1

I need to substring char* to some length and need to convert to NSString.

char *val substring Length

I tried

NSString *tempString = [NSString stringWithCString:val encoding:NSAsciiStringEncoding];
NSRange range = NSMakeRange (0, length);
NSString *finalValue = [tempString substringWithRange: range];

This works but not for other special character languages like chinese. If i convert To UTF8Encoding then substring length will mismatch.

Is there any other way to substring the char* then convert to UTF8 encoding?

Cintu
  • 913
  • 2
  • 15
  • 32

2 Answers2

0

You have to use the encoding, the string is encoded in.

In your case, you say to interpret the string as ASCII string. ASCII does not have chinese characters. Therefore this cannot work with chinese characters: They are not there.

Likely you have an UTF8 encoded string. But simply switching to UTF8 does not help. Since NSString and OS X/iOS at all encodes 16-Bit Unicode, but extended Unicode has 20 bits, chinese characters needs multiple codes. This has some effects, for example -length returns the number of codes, not the number of chinese characters. However, with -rangeOfComposedCharacterSequencesForRange: you can adjust the range.

For example (CJK unified ideograph-0x20016):

NSString *str = @"";                            // One chinese whatever
NSLog(@"%ld", [str length]);                      // This are "2" characters

NSRange range = {0, 1};                           // Range for the "first" character
NSLog(@"%ld %ld", range.location, range.length);  // 0 1
range = [str rangeOfComposedCharacterSequencesForRange:range];
NSLog(@"%ld %ld", range.location, range.length);  // 0 2

You can get a better answer, if you add information about the encoding of the string coming in and the required encoding for putting out.

Strings are not UTF8 or whatever strings. Strings are strings. Their storage, their representation in computer memory has an encoding, but they don't have an encoding themselves.

Amin Negm-Awad
  • 16,289
  • 3
  • 34
  • 50
  • So i can use UTF8 and substring with rangeOfComposedCharacterSequencesForRange ? – Cintu Sep 07 '17 at 07:17
  • Input is not NSString, its `char *`. `char*` having each uni characters, which i need to substring and convert to NSString – Cintu Sep 07 '17 at 07:22
  • `char *` cannot have "each unicode character" since `char` is 8 bit. This is not enough by far. If it is UTF8, use UTF8. If it is true 20 bit encoding (using 3 or 4 bytes, resp `char`s) use the corresponding encoding constant. But first of all: Get information about the encoding you get. (Not the type you have in your program.) And *always* use `-rangeOfComposedCharacterSequencesForRange:` to adjust the range. – Amin Negm-Awad Sep 07 '17 at 07:36
-1

I found the solution for my question

char subString[length+1]; 
strncpy(subString, val, length);
subString[length] = '\0'; // place the null terminator
NSString *finalString = [NSString stringWithCString: subString encoding:NSUTF8StringEncoding];

I did the char* sub string and UTF8 encoding both.

Cintu
  • 913
  • 2
  • 15
  • 32

Rows »
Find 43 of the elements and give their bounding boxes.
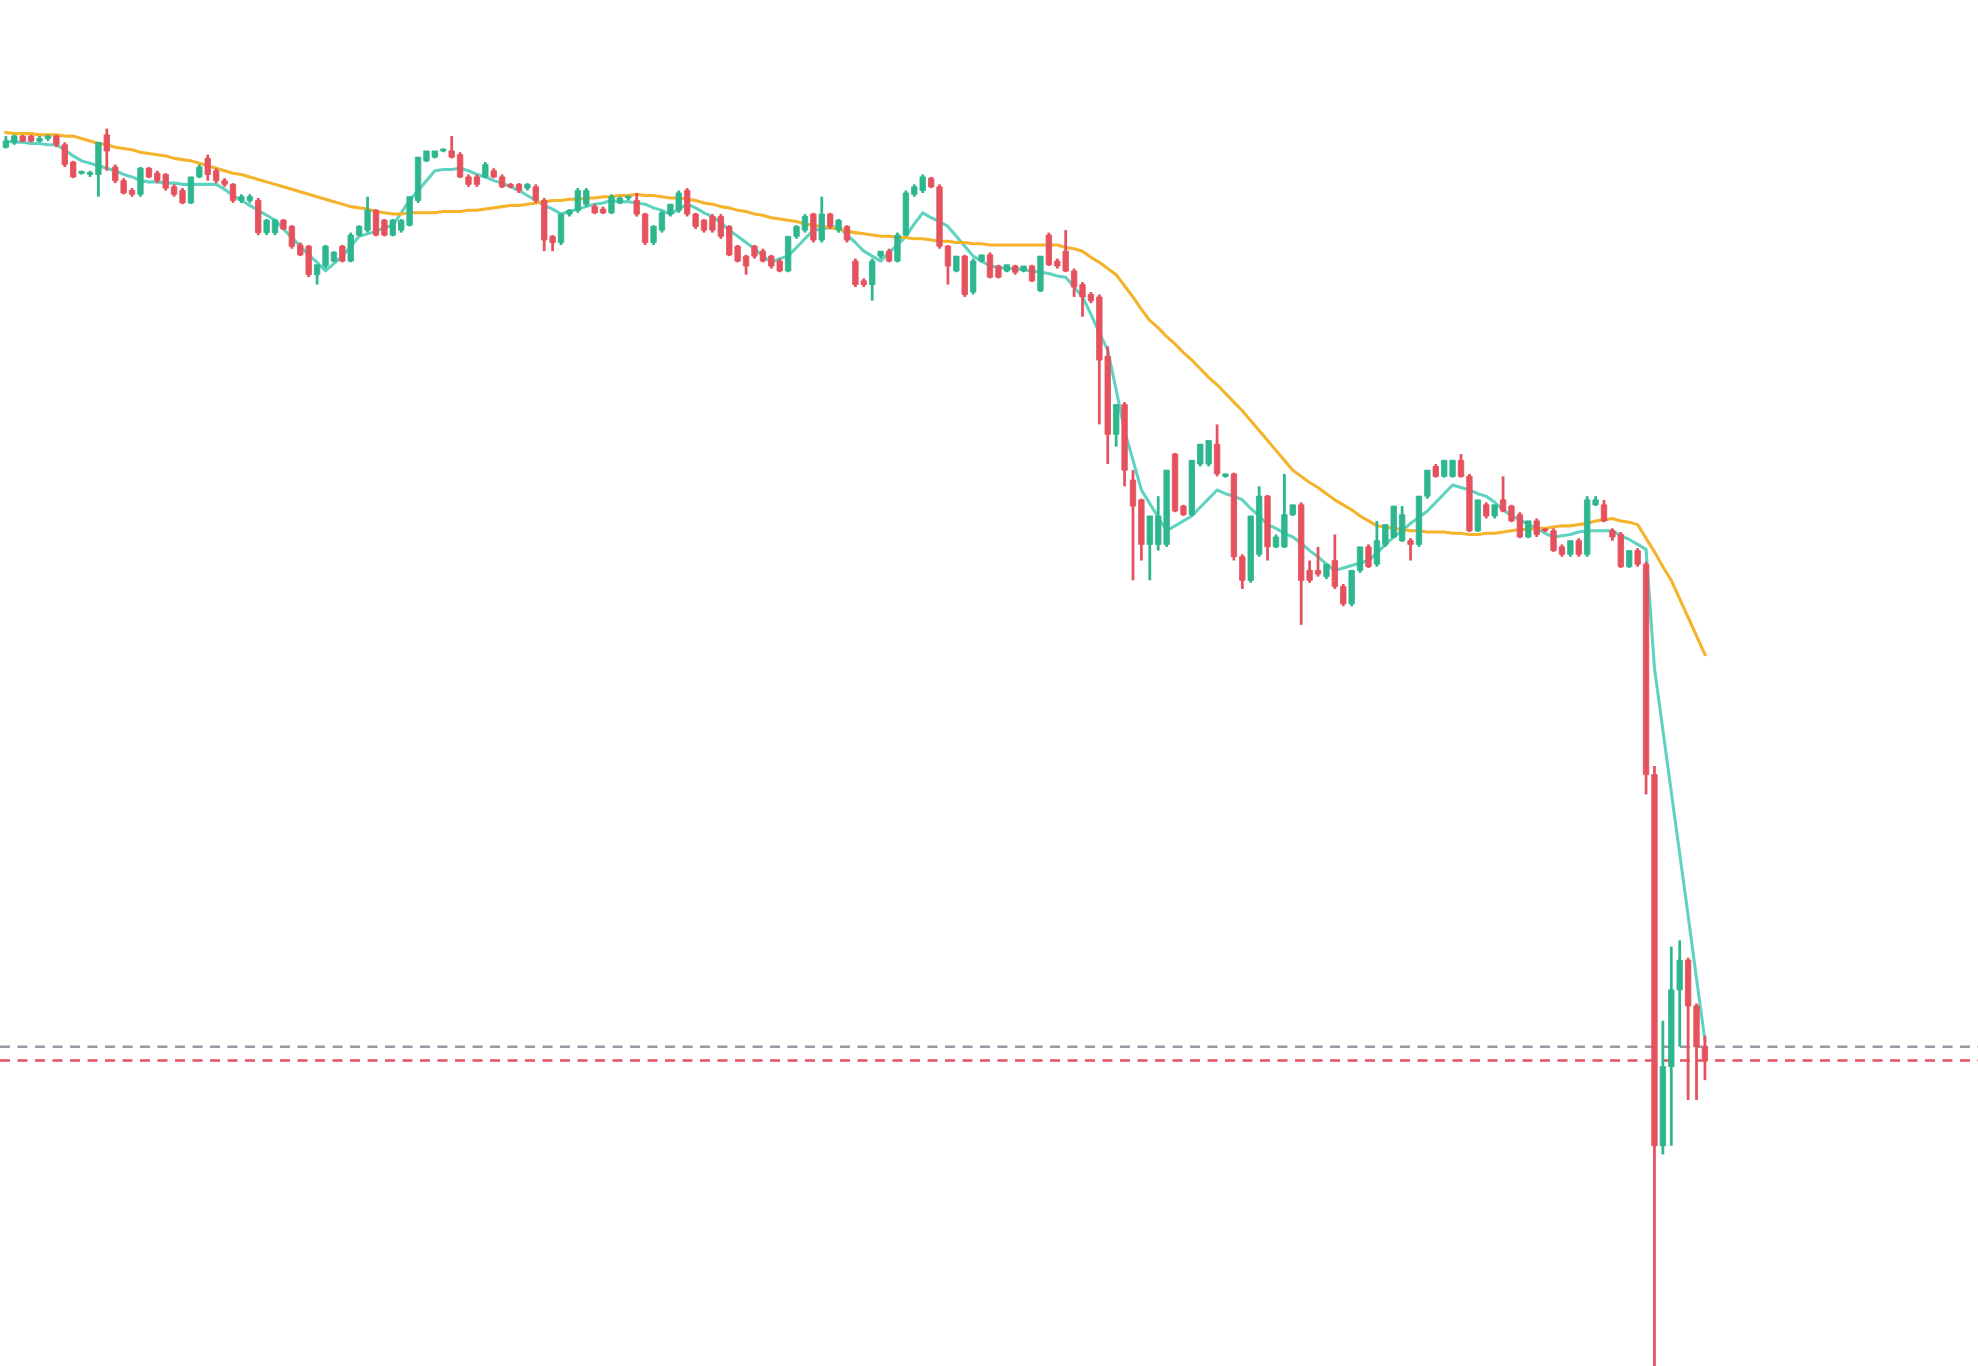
candlestick: [1474, 498, 1481, 534]
candlestick: [919, 173, 926, 195]
candlestick: [810, 211, 817, 244]
candlestick: [961, 253, 968, 299]
candlestick: [364, 195, 371, 235]
candlestick: [1213, 423, 1221, 478]
candlestick: [709, 212, 716, 235]
candlestick: [869, 257, 876, 303]
candlestick: [103, 127, 110, 173]
candlestick: [1205, 439, 1212, 468]
candlestick: [1617, 530, 1624, 570]
candlestick: [372, 207, 380, 238]
candlestick: [1575, 536, 1582, 559]
candlestick: [986, 251, 994, 280]
candlestick: [1373, 519, 1381, 569]
candlestick: [1129, 468, 1137, 582]
candlestick: [970, 257, 977, 296]
candlestick: [1281, 472, 1288, 550]
candlestick: [229, 181, 237, 205]
candlestick: [1314, 545, 1322, 578]
candlestick: [658, 208, 666, 235]
candlestick: [305, 243, 312, 279]
candlestick: [1407, 536, 1414, 562]
candlestick: [288, 223, 296, 251]
candlestick: [1365, 543, 1372, 570]
candlestick: [557, 212, 565, 247]
candlestick: [1045, 231, 1053, 268]
candlestick: [456, 150, 464, 180]
candlestick: [818, 195, 825, 244]
candlestick: [1550, 526, 1557, 554]
candlestick: [1499, 474, 1507, 514]
candlestick: [1037, 254, 1044, 294]
candlestick: [1398, 504, 1406, 544]
candlestick: [1113, 403, 1120, 449]
candlestick: [608, 192, 615, 216]
candlestick: [322, 243, 329, 270]
candlestick: [255, 196, 262, 237]
candlestick: [675, 189, 682, 215]
candlestick: [801, 212, 809, 235]
candlestick: [1516, 510, 1524, 540]
candlestick: [137, 165, 144, 199]
candlestick: [95, 140, 102, 199]
candlestick: [852, 257, 859, 289]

Given exercise » In the thread about turning a char* substring into an NSString, what is the Spanish translation of this sentence: "Their storage, their representation in computer memory has an encoding, but they don't have an encoding themselves."? The records play no part in what is asked here.

Result for this task » Su almacenamiento, su representación en la memoria de la computadora, tiene una codificación, pero ellas mismas no tienen una codificación.